Return exactly the lines of the data below, from the one that contains "Transcribe the text in this document." through the final line, and leave out every picture.
»»
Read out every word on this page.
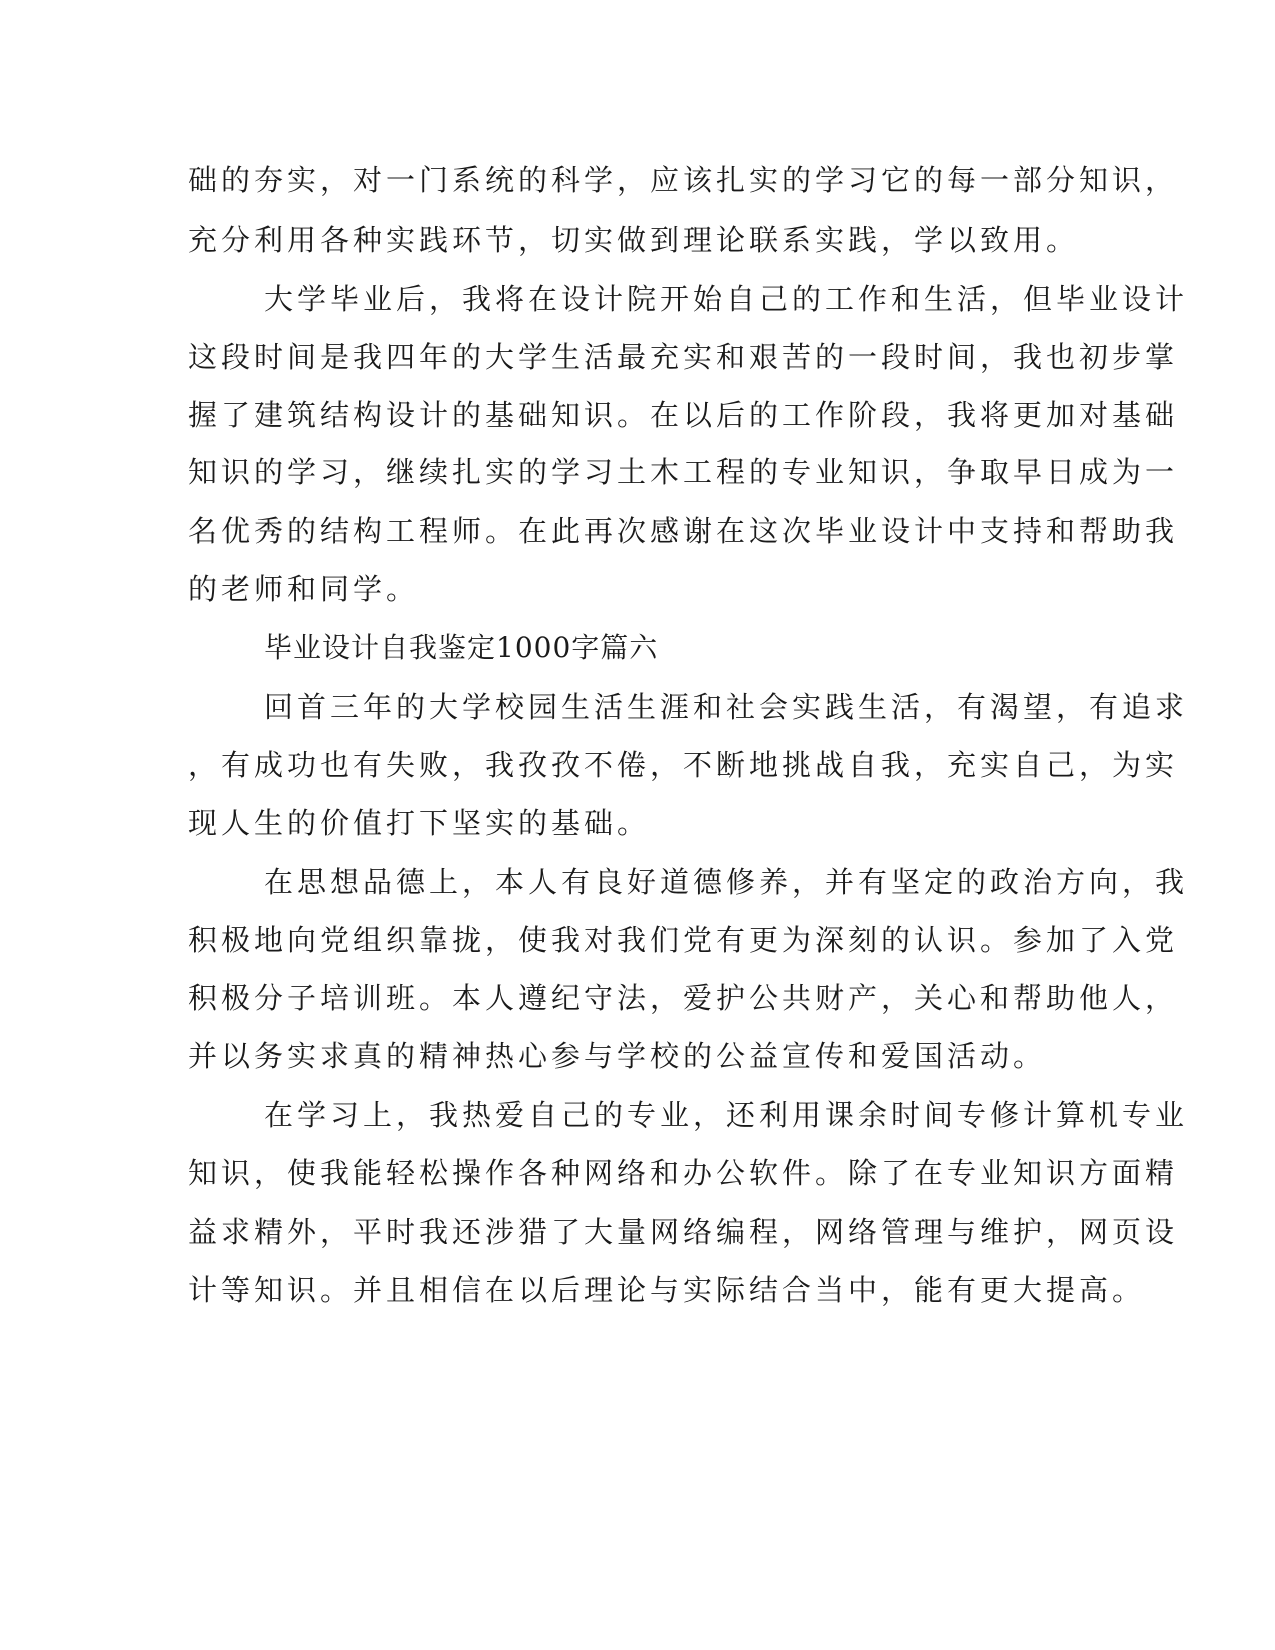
础的夯实，对一门系统的科学，应该扎实的学习它的每一部分知识，
充分利用各种实践环节，切实做到理论联系实践，学以致用。
大学毕业后，我将在设计院开始自己的工作和生活，但毕业设计
这段时间是我四年的大学生活最充实和艰苦的一段时间，我也初步掌
握了建筑结构设计的基础知识。在以后的工作阶段，我将更加对基础
知识的学习，继续扎实的学习土木工程的专业知识，争取早日成为一
名优秀的结构工程师。在此再次感谢在这次毕业设计中支持和帮助我
的老师和同学。
毕业设计自我鉴定1000字篇六
回首三年的大学校园生活生涯和社会实践生活，有渴望，有追求
，有成功也有失败，我孜孜不倦，不断地挑战自我，充实自己，为实
现人生的价值打下坚实的基础。
在思想品德上，本人有良好道德修养，并有坚定的政治方向，我
积极地向党组织靠拢，使我对我们党有更为深刻的认识。参加了入党
积极分子培训班。本人遵纪守法，爱护公共财产，关心和帮助他人，
并以务实求真的精神热心参与学校的公益宣传和爱国活动。
在学习上，我热爱自己的专业，还利用课余时间专修计算机专业
知识，使我能轻松操作各种网络和办公软件。除了在专业知识方面精
益求精外，平时我还涉猎了大量网络编程，网络管理与维护，网页设
计等知识。并且相信在以后理论与实际结合当中，能有更大提高。
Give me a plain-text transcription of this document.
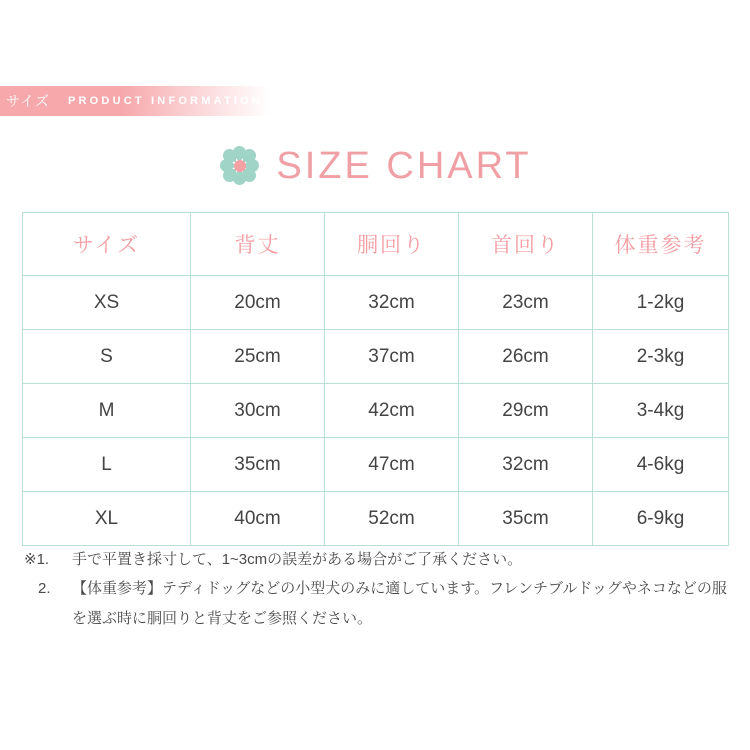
サイズ	PRODUCT INFORMATION
SIZE CHART
サイズ	背丈	胴回り	首回り	体重参考
XS	20cm	32cm	23cm	1-2kg
S	25cm	37cm	26cm	2-3kg
M	30cm	42cm	29cm	3-4kg
L	35cm	47cm	32cm	4-6kg
XL	40cm	52cm	35cm	6-9kg
※1.	手で平置き採寸して、1~3cmの誤差がある場合がご了承ください。
2.	【体重参考】テディドッグなどの小型犬のみに適しています。フレンチブルドッグやネコなどの服を選ぶ時に胴回りと背丈をご参照ください。
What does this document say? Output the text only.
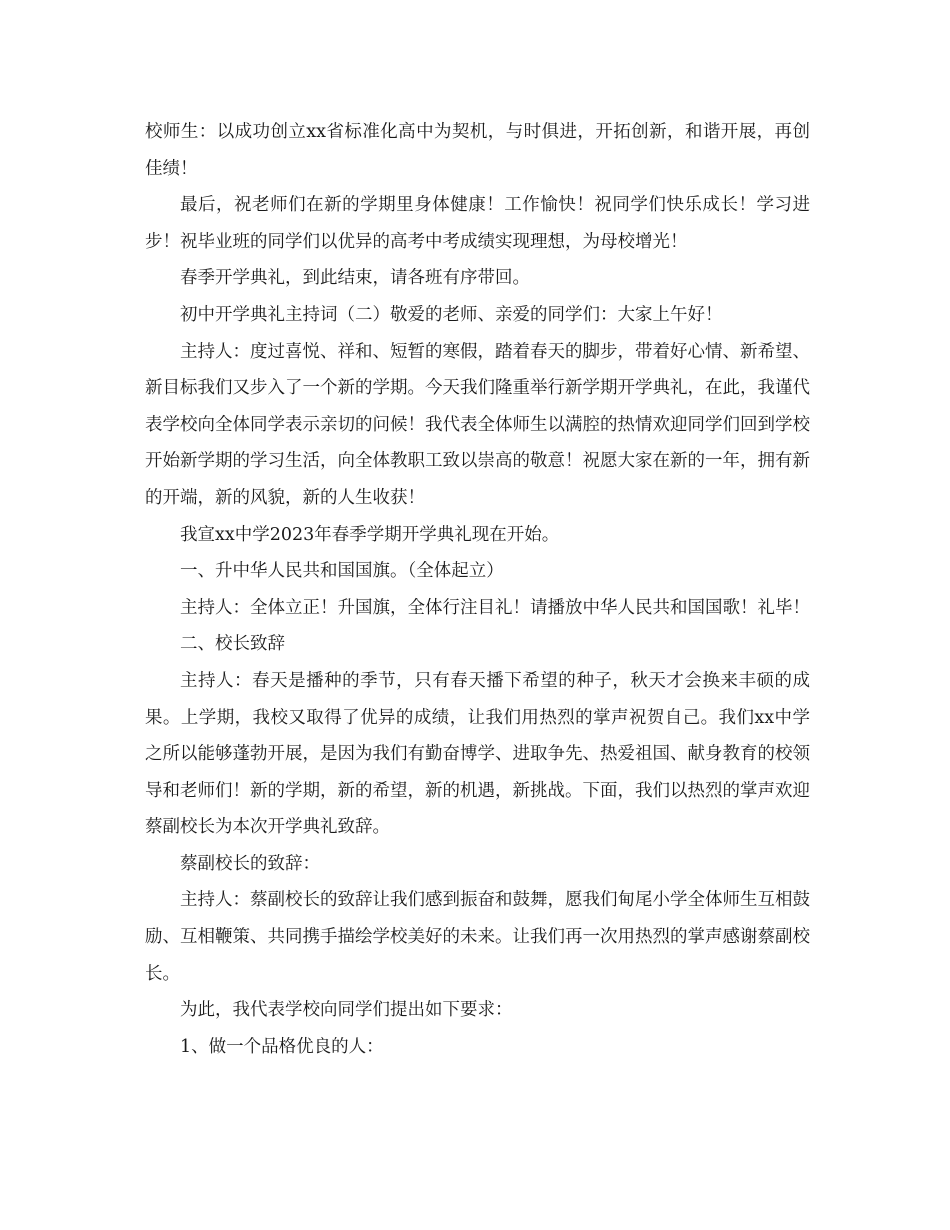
校师生：以成功创立xx省标准化高中为契机，与时俱进，开拓创新，和谐开展，再创佳绩！

最后，祝老师们在新的学期里身体健康！工作愉快！祝同学们快乐成长！学习进步！祝毕业班的同学们以优异的高考中考成绩实现理想，为母校增光！

春季开学典礼，到此结束，请各班有序带回。

初中开学典礼主持词（二）敬爱的老师、亲爱的同学们：大家上午好！

主持人：度过喜悦、祥和、短暂的寒假，踏着春天的脚步，带着好心情、新希望、新目标我们又步入了一个新的学期。今天我们隆重举行新学期开学典礼，在此，我谨代表学校向全体同学表示亲切的问候！我代表全体师生以满腔的热情欢迎同学们回到学校开始新学期的学习生活，向全体教职工致以崇高的敬意！祝愿大家在新的一年，拥有新的开端，新的风貌，新的人生收获！

我宣xx中学2023年春季学期开学典礼现在开始。

一、升中华人民共和国国旗。（全体起立）

主持人：全体立正！升国旗，全体行注目礼！请播放中华人民共和国国歌！礼毕！

二、校长致辞

主持人：春天是播种的季节，只有春天播下希望的种子，秋天才会换来丰硕的成果。上学期，我校又取得了优异的成绩，让我们用热烈的掌声祝贺自己。我们xx中学之所以能够蓬勃开展，是因为我们有勤奋博学、进取争先、热爱祖国、献身教育的校领导和老师们！新的学期，新的希望，新的机遇，新挑战。下面，我们以热烈的掌声欢迎蔡副校长为本次开学典礼致辞。

蔡副校长的致辞：

主持人：蔡副校长的致辞让我们感到振奋和鼓舞，愿我们甸尾小学全体师生互相鼓励、互相鞭策、共同携手描绘学校美好的未来。让我们再一次用热烈的掌声感谢蔡副校长。

为此，我代表学校向同学们提出如下要求：

1、做一个品格优良的人：
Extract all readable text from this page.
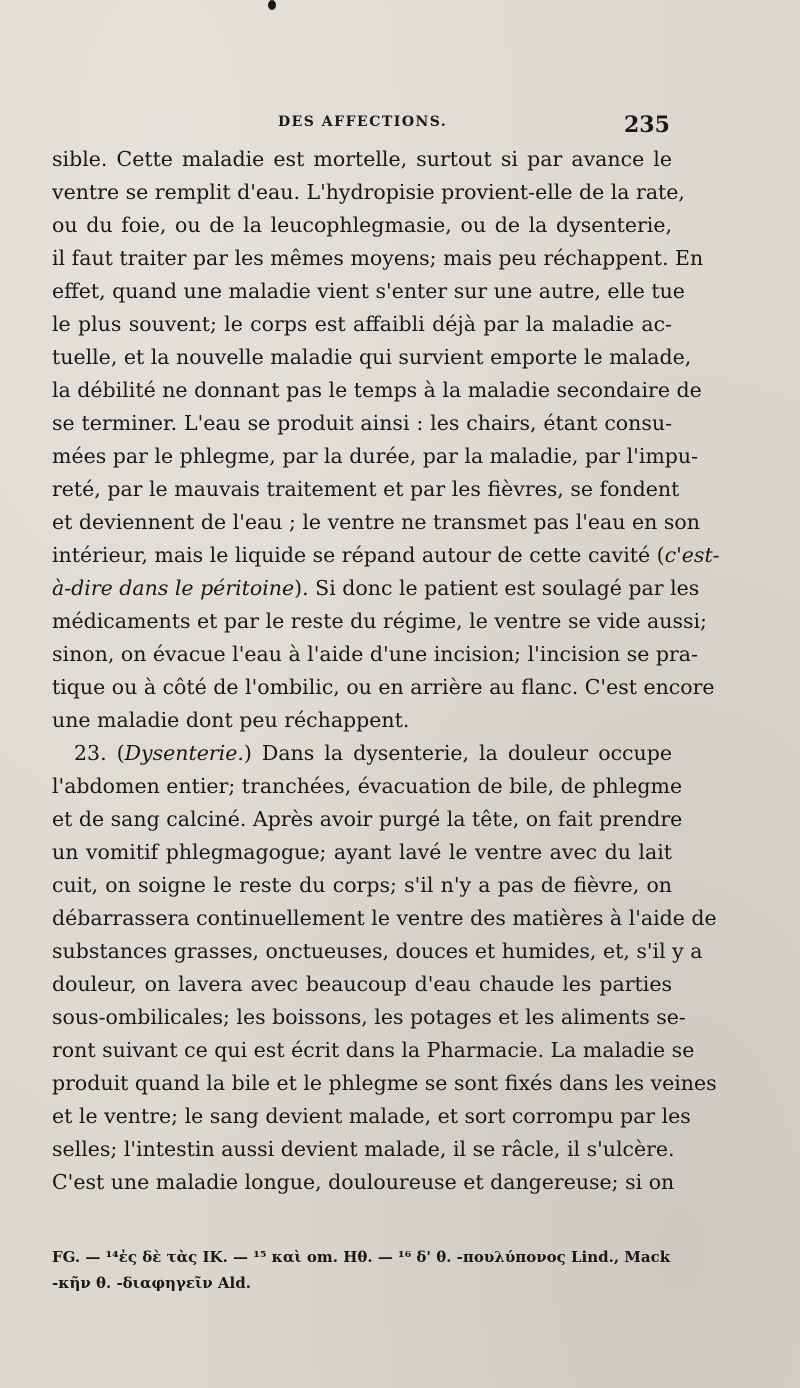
DES AFFECTIONS.	235
sible. Cette maladie est mortelle, surtout si par avance le
ventre se remplit d'eau. L'hydropisie provient-elle de la rate,
ou du foie, ou de la leucophlegmasie, ou de la dysenterie,
il faut traiter par les mêmes moyens; mais peu réchappent. En
effet, quand une maladie vient s'enter sur une autre, elle tue
le plus souvent; le corps est affaibli déjà par la maladie ac-
tuelle, et la nouvelle maladie qui survient emporte le malade,
la débilité ne donnant pas le temps à la maladie secondaire de
se terminer. L'eau se produit ainsi : les chairs, étant consu-
mées par le phlegme, par la durée, par la maladie, par l'impu-
reté, par le mauvais traitement et par les fièvres, se fondent
et deviennent de l'eau ; le ventre ne transmet pas l'eau en son
intérieur, mais le liquide se répand autour de cette cavité (c'est-
à-dire dans le péritoine). Si donc le patient est soulagé par les
médicaments et par le reste du régime, le ventre se vide aussi;
sinon, on évacue l'eau à l'aide d'une incision; l'incision se pra-
tique ou à côté de l'ombilic, ou en arrière au flanc. C'est encore
une maladie dont peu réchappent.
23. (Dysenterie.) Dans la dysenterie, la douleur occupe
l'abdomen entier; tranchées, évacuation de bile, de phlegme
et de sang calciné. Après avoir purgé la tête, on fait prendre
un vomitif phlegmagogue; ayant lavé le ventre avec du lait
cuit, on soigne le reste du corps; s'il n'y a pas de fièvre, on
débarrassera continuellement le ventre des matières à l'aide de
substances grasses, onctueuses, douces et humides, et, s'il y a
douleur, on lavera avec beaucoup d'eau chaude les parties
sous-ombilicales; les boissons, les potages et les aliments se-
ront suivant ce qui est écrit dans la Pharmacie. La maladie se
produit quand la bile et le phlegme se sont fixés dans les veines
et le ventre; le sang devient malade, et sort corrompu par les
selles; l'intestin aussi devient malade, il se râcle, il s'ulcère.
C'est une maladie longue, douloureuse et dangereuse; si on
FG. — ¹⁴ἐς δὲ τὰς IK. — ¹⁵ καὶ om. Hθ. — ¹⁶ δ' θ. -πουλύπονος Lind., Mack
-κῆν θ. -διαφηγεῖν Ald.
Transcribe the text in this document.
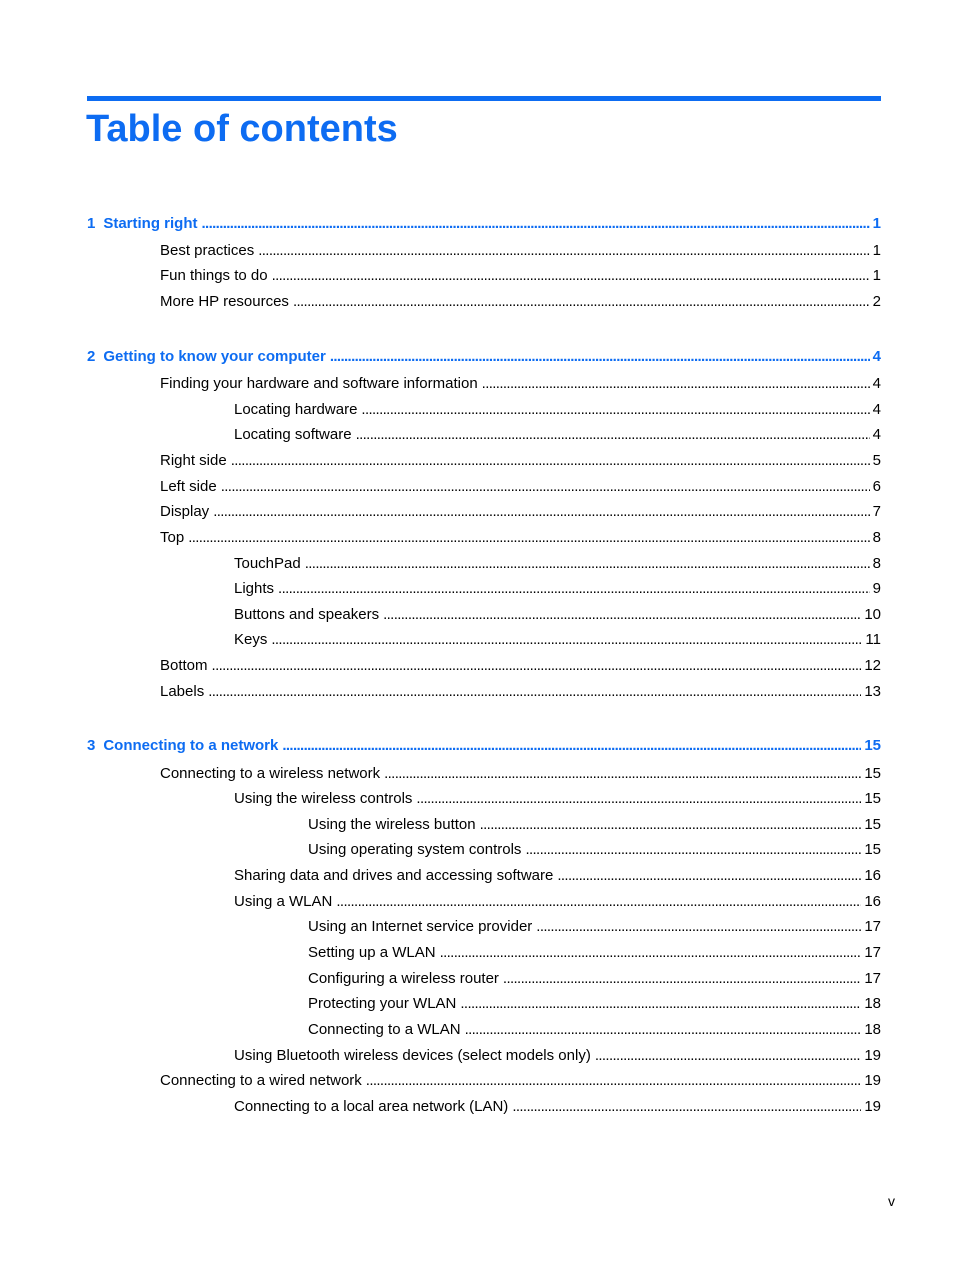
Table of contents
1 Starting right . . .	1
Best practices . . .	1
Fun things to do . . .	1
More HP resources . . .	2
2 Getting to know your computer . . .	4
Finding your hardware and software information . . .	4
Locating hardware . . .	4
Locating software . . .	4
Right side . . .	5
Left side . . .	6
Display . . .	7
Top . . .	8
TouchPad . . .	8
Lights . . .	9
Buttons and speakers . . .	10
Keys . . .	11
Bottom . . .	12
Labels . . .	13
3 Connecting to a network . . .	15
Connecting to a wireless network . . .	15
Using the wireless controls . . .	15
Using the wireless button . . .	15
Using operating system controls . . .	15
Sharing data and drives and accessing software . . .	16
Using a WLAN . . .	16
Using an Internet service provider . . .	17
Setting up a WLAN . . .	17
Configuring a wireless router . . .	17
Protecting your WLAN . . .	18
Connecting to a WLAN . . .	18
Using Bluetooth wireless devices (select models only) . . .	19
Connecting to a wired network . . .	19
Connecting to a local area network (LAN) . . .	19
v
««
Full output
Transcribe the text in this document.
Table of contents
1 Starting right . . .	1
Best practices . . .	1
Fun things to do . . .	1
More HP resources . . .	2
2 Getting to know your computer . . .	4
Finding your hardware and software information . . .	4
Locating hardware . . .	4
Locating software . . .	4
Right side . . .	5
Left side . . .	6
Display . . .	7
Top . . .	8
TouchPad . . .	8
Lights . . .	9
Buttons and speakers . . .	10
Keys . . .	11
Bottom . . .	12
Labels . . .	13
3 Connecting to a network . . .	15
Connecting to a wireless network . . .	15
Using the wireless controls . . .	15
Using the wireless button . . .	15
Using operating system controls . . .	15
Sharing data and drives and accessing software . . .	16
Using a WLAN . . .	16
Using an Internet service provider . . .	17
Setting up a WLAN . . .	17
Configuring a wireless router . . .	17
Protecting your WLAN . . .	18
Connecting to a WLAN . . .	18
Using Bluetooth wireless devices (select models only) . . .	19
Connecting to a wired network . . .	19
Connecting to a local area network (LAN) . . .	19
v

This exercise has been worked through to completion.